Write out all of the records precisely. Skip anything that is a picture.

Stored dataset items
____

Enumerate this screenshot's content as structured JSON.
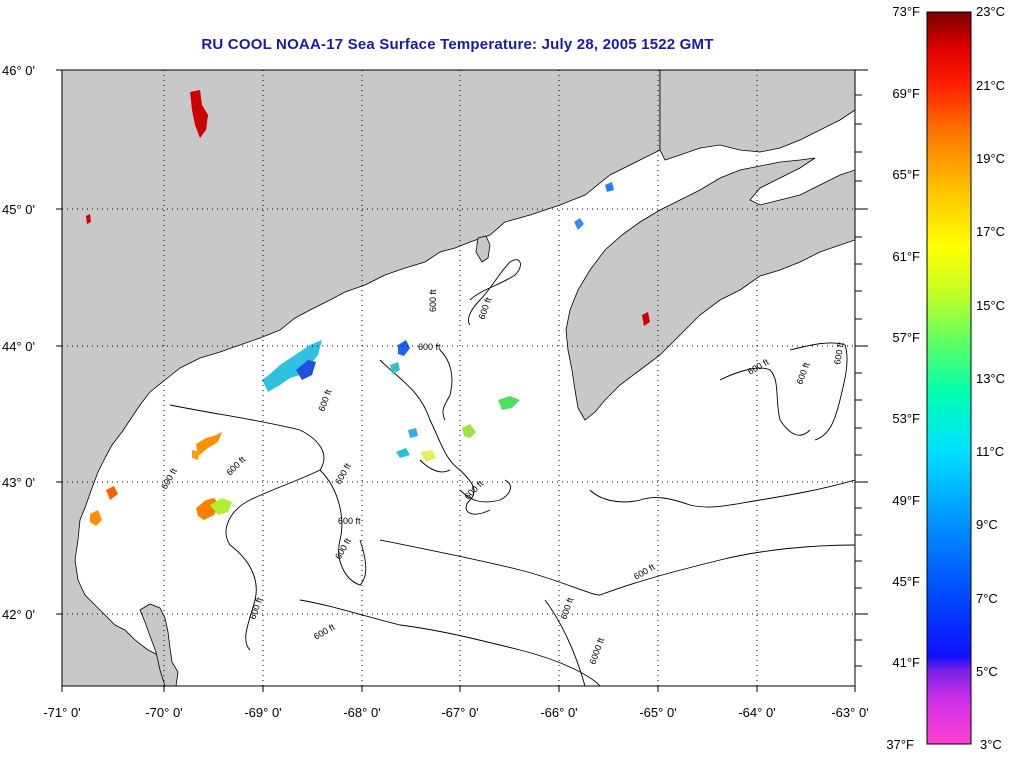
{
  "title": "RU COOL  NOAA-17  Sea Surface Temperature:  July 28, 2005 1522 GMT",
  "axes": {
    "lon_labels": [
      "-71° 0'",
      "-70° 0'",
      "-69° 0'",
      "-68° 0'",
      "-67° 0'",
      "-66° 0'",
      "-65° 0'",
      "-64° 0'",
      "-63° 0'"
    ],
    "lat_labels": [
      "46° 0'",
      "45° 0'",
      "44° 0'",
      "43° 0'",
      "42° 0'"
    ]
  },
  "contours": {
    "label": "600 ft",
    "deep_label": "6000 ft"
  },
  "colorbar": {
    "fahrenheit_labels": [
      "73°F",
      "69°F",
      "65°F",
      "61°F",
      "57°F",
      "53°F",
      "49°F",
      "45°F",
      "41°F",
      "37°F"
    ],
    "celsius_labels": [
      "23°C",
      "21°C",
      "19°C",
      "17°C",
      "15°C",
      "13°C",
      "11°C",
      "9°C",
      "7°C",
      "5°C",
      "3°C"
    ],
    "colors": [
      "#ff1fc8",
      "#a020f0",
      "#0000ff",
      "#0080ff",
      "#00e5ff",
      "#00ff80",
      "#b0ff00",
      "#ffff00",
      "#ffa000",
      "#ff4000",
      "#ff0000",
      "#8b0000"
    ]
  },
  "colors": {
    "land": "#c8c8c8",
    "water": "#ffffff",
    "title": "#1a1aa6"
  }
}
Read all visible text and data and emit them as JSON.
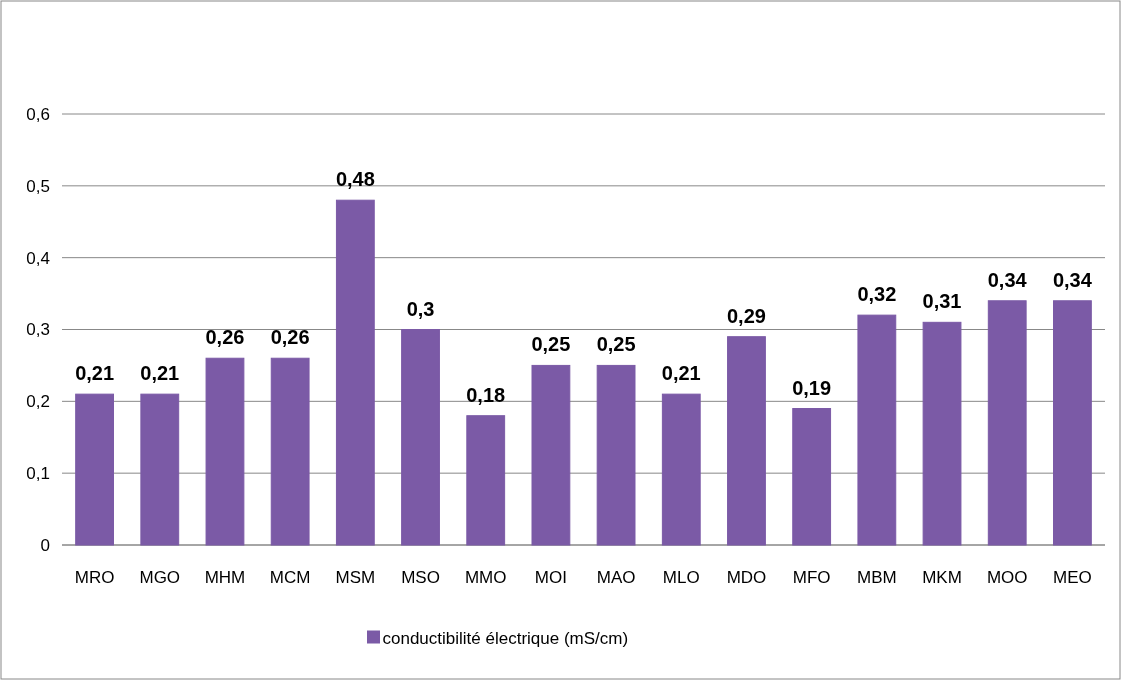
{
  "chart_data": {
    "type": "bar",
    "categories": [
      "MRO",
      "MGO",
      "MHM",
      "MCM",
      "MSM",
      "MSO",
      "MMO",
      "MOI",
      "MAO",
      "MLO",
      "MDO",
      "MFO",
      "MBM",
      "MKM",
      "MOO",
      "MEO"
    ],
    "series": [
      {
        "name": "conductibilité électrique (mS/cm)",
        "color": "#7b5aa6",
        "values": [
          0.21,
          0.21,
          0.26,
          0.26,
          0.48,
          0.3,
          0.18,
          0.25,
          0.25,
          0.21,
          0.29,
          0.19,
          0.32,
          0.31,
          0.34,
          0.34
        ]
      }
    ],
    "value_labels": [
      "0,21",
      "0,21",
      "0,26",
      "0,26",
      "0,48",
      "0,3",
      "0,18",
      "0,25",
      "0,25",
      "0,21",
      "0,29",
      "0,19",
      "0,32",
      "0,31",
      "0,34",
      "0,34"
    ],
    "ylim": [
      0,
      0.6
    ],
    "yticks": [
      {
        "value": 0,
        "label": "0"
      },
      {
        "value": 0.1,
        "label": "0,1"
      },
      {
        "value": 0.2,
        "label": "0,2"
      },
      {
        "value": 0.3,
        "label": "0,3"
      },
      {
        "value": 0.4,
        "label": "0,4"
      },
      {
        "value": 0.5,
        "label": "0,5"
      },
      {
        "value": 0.6,
        "label": "0,6"
      }
    ],
    "grid": "y",
    "legend": "bottom"
  }
}
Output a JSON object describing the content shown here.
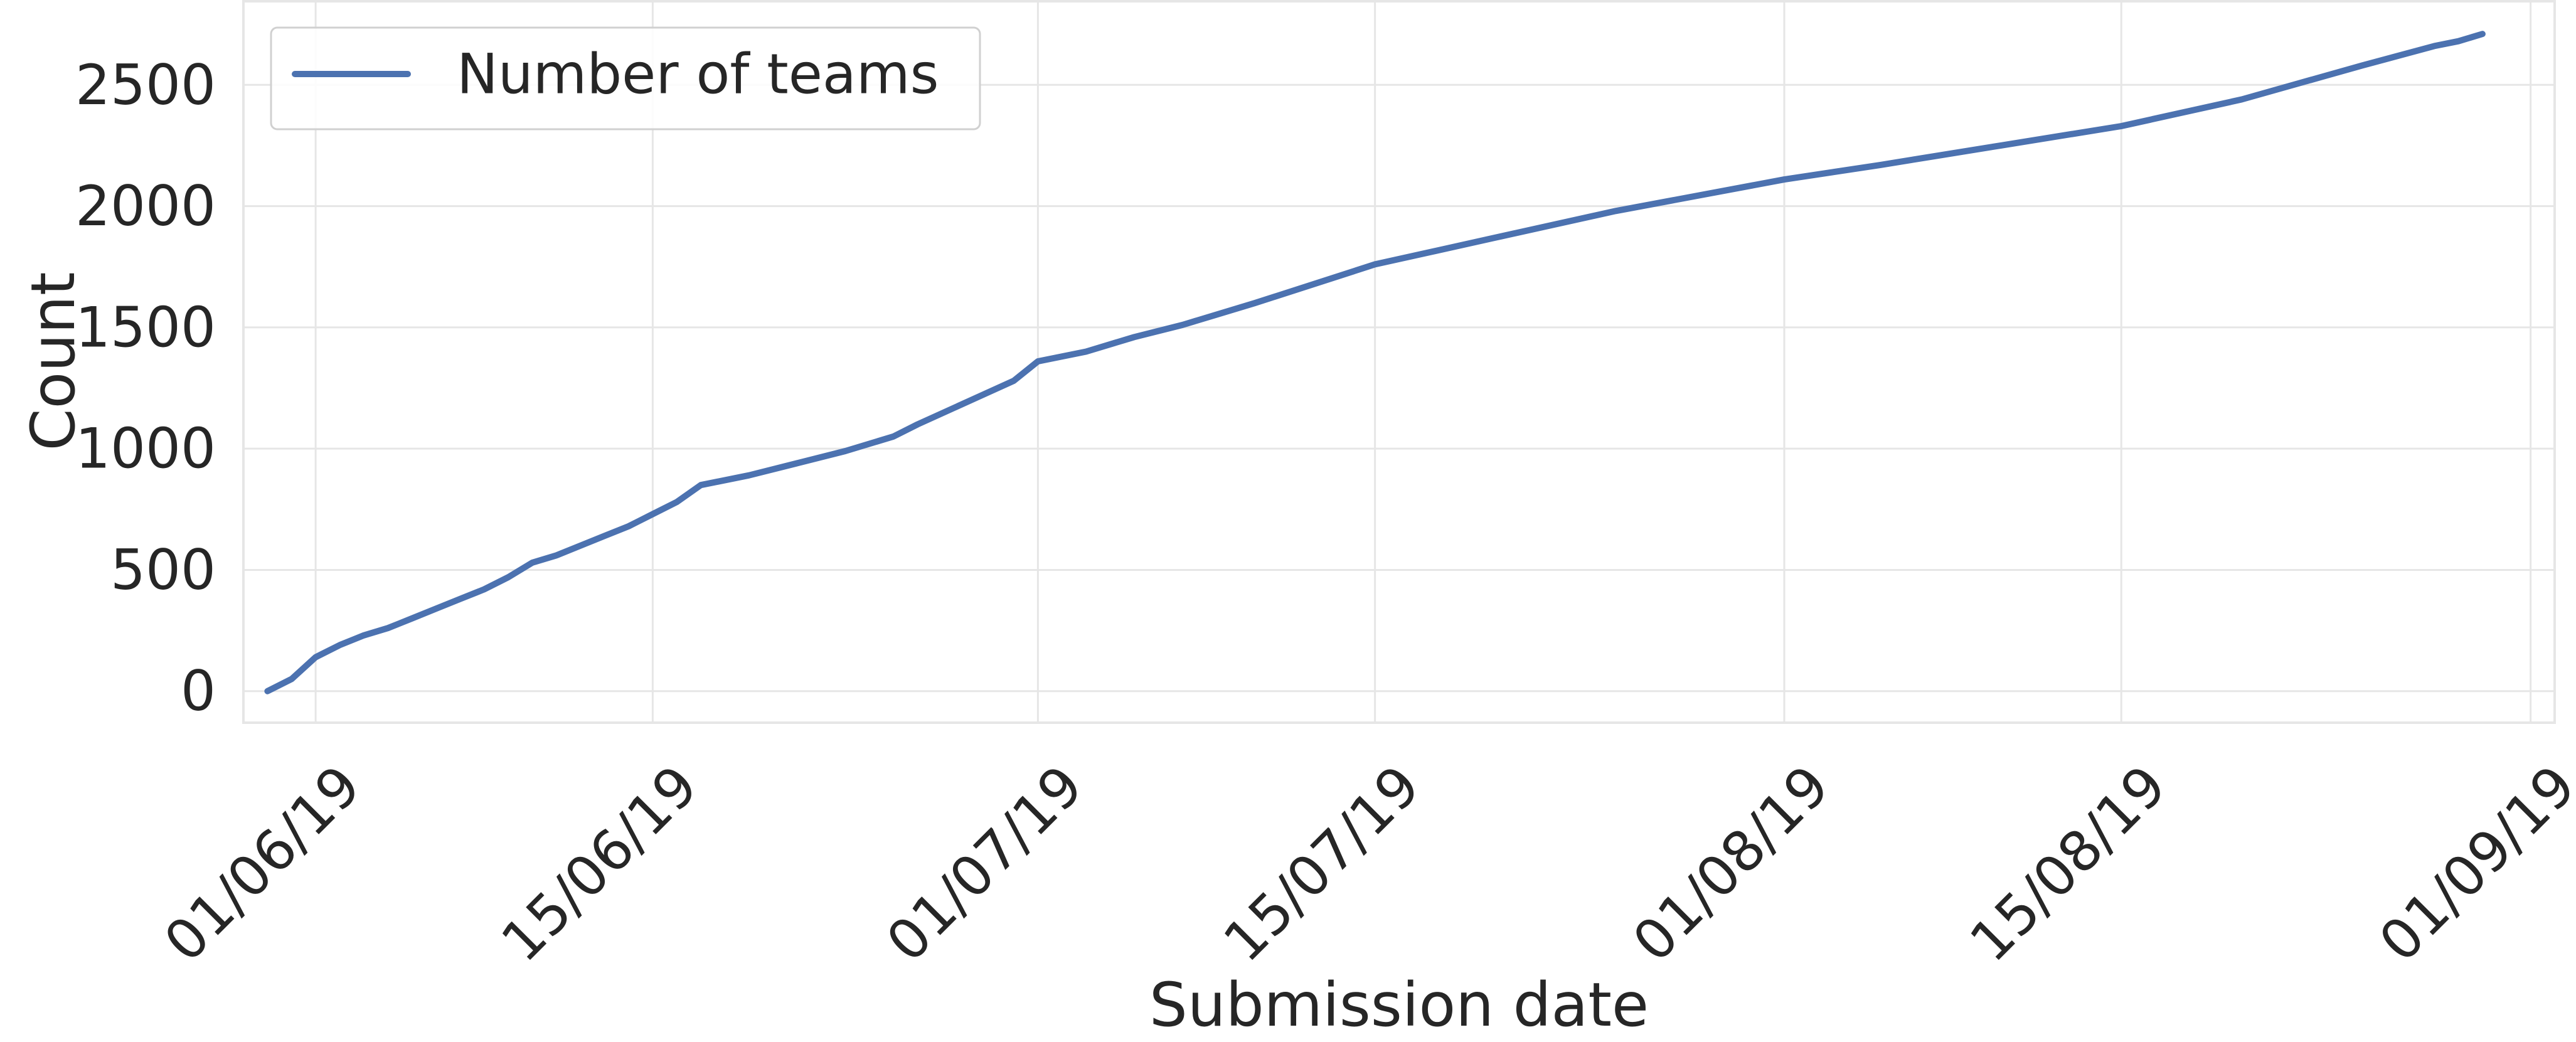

____

| RESULT OF THIS EXERCISE |
Enumerate this screenshot's content as structured JSON.
{
  "title": "RU COOL  NOAA-17  Sea Surface Temperature:  July 28, 2005 1522 GMT",
  "axes": {
    "lon_labels": [
      "-71° 0'",
      "-70° 0'",
      "-69° 0'",
      "-68° 0'",
      "-67° 0'",
      "-66° 0'",
      "-65° 0'",
      "-64° 0'",
      "-63° 0'"
    ],
    "lat_labels": [
      "46° 0'",
      "45° 0'",
      "44° 0'",
      "43° 0'",
      "42° 0'"
    ]
  },
  "contours": {
    "label": "600 ft",
    "deep_label": "6000 ft"
  },
  "colorbar": {
    "fahrenheit_labels": [
      "73°F",
      "69°F",
      "65°F",
      "61°F",
      "57°F",
      "53°F",
      "49°F",
      "45°F",
      "41°F",
      "37°F"
    ],
    "celsius_labels": [
      "23°C",
      "21°C",
      "19°C",
      "17°C",
      "15°C",
      "13°C",
      "11°C",
      "9°C",
      "7°C",
      "5°C",
      "3°C"
    ],
    "colors": [
      "#ff1fc8",
      "#a020f0",
      "#0000ff",
      "#0080ff",
      "#00e5ff",
      "#00ff80",
      "#b0ff00",
      "#ffff00",
      "#ffa000",
      "#ff4000",
      "#ff0000",
      "#8b0000"
    ]
  },
  "colors": {
    "land": "#c8c8c8",
    "water": "#ffffff",
    "title": "#1a1aa6"
  }
}
Read all visible text and data and emit them as JSON.
{
  "chart_data": {
    "type": "bar",
    "categories": [
      "MRO",
      "MGO",
      "MHM",
      "MCM",
      "MSM",
      "MSO",
      "MMO",
      "MOI",
      "MAO",
      "MLO",
      "MDO",
      "MFO",
      "MBM",
      "MKM",
      "MOO",
      "MEO"
    ],
    "series": [
      {
        "name": "conductibilité électrique (mS/cm)",
        "color": "#7b5aa6",
        "values": [
          0.21,
          0.21,
          0.26,
          0.26,
          0.48,
          0.3,
          0.18,
          0.25,
          0.25,
          0.21,
          0.29,
          0.19,
          0.32,
          0.31,
          0.34,
          0.34
        ]
      }
    ],
    "value_labels": [
      "0,21",
      "0,21",
      "0,26",
      "0,26",
      "0,48",
      "0,3",
      "0,18",
      "0,25",
      "0,25",
      "0,21",
      "0,29",
      "0,19",
      "0,32",
      "0,31",
      "0,34",
      "0,34"
    ],
    "ylim": [
      0,
      0.6
    ],
    "yticks": [
      {
        "value": 0,
        "label": "0"
      },
      {
        "value": 0.1,
        "label": "0,1"
      },
      {
        "value": 0.2,
        "label": "0,2"
      },
      {
        "value": 0.3,
        "label": "0,3"
      },
      {
        "value": 0.4,
        "label": "0,4"
      },
      {
        "value": 0.5,
        "label": "0,5"
      },
      {
        "value": 0.6,
        "label": "0,6"
      }
    ],
    "grid": "y",
    "legend": "bottom"
  }
}
Output a JSON object describing the content shown here.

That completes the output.